[Structured figure records]
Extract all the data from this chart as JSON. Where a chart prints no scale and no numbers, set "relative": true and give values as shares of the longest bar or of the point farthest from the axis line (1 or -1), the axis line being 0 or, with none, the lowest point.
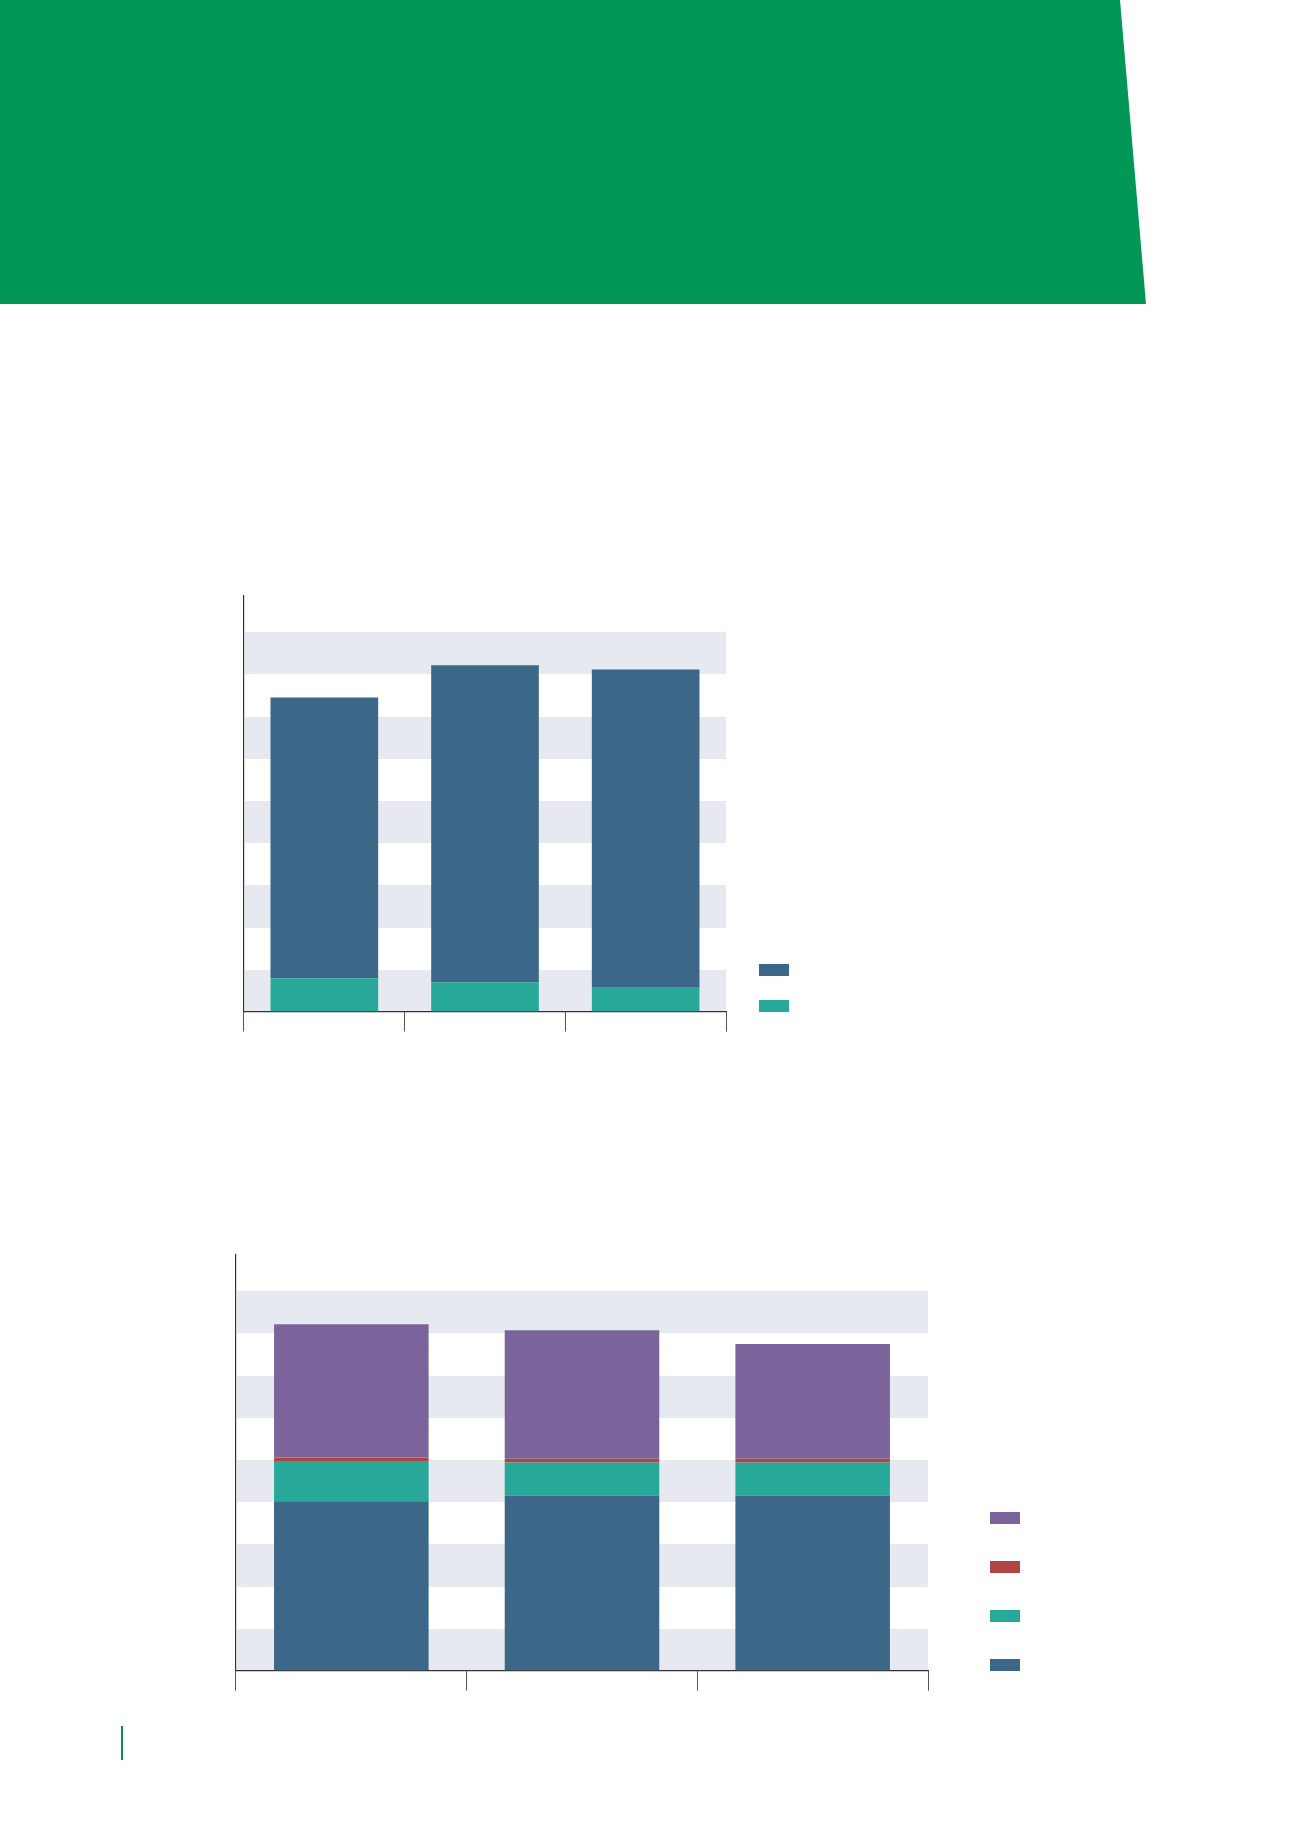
{
  "chart_data": [
    {
      "type": "bar",
      "relative": true,
      "stacked": true,
      "categories": [
        null,
        null,
        null
      ],
      "series": [
        {
          "color": "#28a899",
          "values": [
            0.096,
            0.085,
            0.069
          ]
        },
        {
          "color": "#3c6789",
          "values": [
            0.811,
            0.915,
            0.919
          ]
        }
      ]
    },
    {
      "type": "bar",
      "relative": true,
      "stacked": true,
      "categories": [
        null,
        null,
        null
      ],
      "series": [
        {
          "color": "#3c6789",
          "values": [
            0.489,
            0.505,
            0.505
          ]
        },
        {
          "color": "#28a899",
          "values": [
            0.116,
            0.096,
            0.096
          ]
        },
        {
          "color": "#b04542",
          "values": [
            0.01,
            0.011,
            0.011
          ]
        },
        {
          "color": "#7a649b",
          "values": [
            0.385,
            0.371,
            0.331
          ]
        }
      ]
    }
  ]
}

[Instructions for the task]
Extract every line of the data exactly; pictures stay out.

[Written solution]
Extract all the data from this chart as JSON. Where a chart prints no scale and no numbers, set "relative": true and give values as shares of the longest bar or of the point farthest from the axis line (1 or -1), the axis line being 0 or, with none, the lowest point.
{
  "chart_data": [
    {
      "type": "bar",
      "relative": true,
      "stacked": true,
      "categories": [
        null,
        null,
        null
      ],
      "series": [
        {
          "color": "#28a899",
          "values": [
            0.096,
            0.085,
            0.069
          ]
        },
        {
          "color": "#3c6789",
          "values": [
            0.811,
            0.915,
            0.919
          ]
        }
      ]
    },
    {
      "type": "bar",
      "relative": true,
      "stacked": true,
      "categories": [
        null,
        null,
        null
      ],
      "series": [
        {
          "color": "#3c6789",
          "values": [
            0.489,
            0.505,
            0.505
          ]
        },
        {
          "color": "#28a899",
          "values": [
            0.116,
            0.096,
            0.096
          ]
        },
        {
          "color": "#b04542",
          "values": [
            0.01,
            0.011,
            0.011
          ]
        },
        {
          "color": "#7a649b",
          "values": [
            0.385,
            0.371,
            0.331
          ]
        }
      ]
    }
  ]
}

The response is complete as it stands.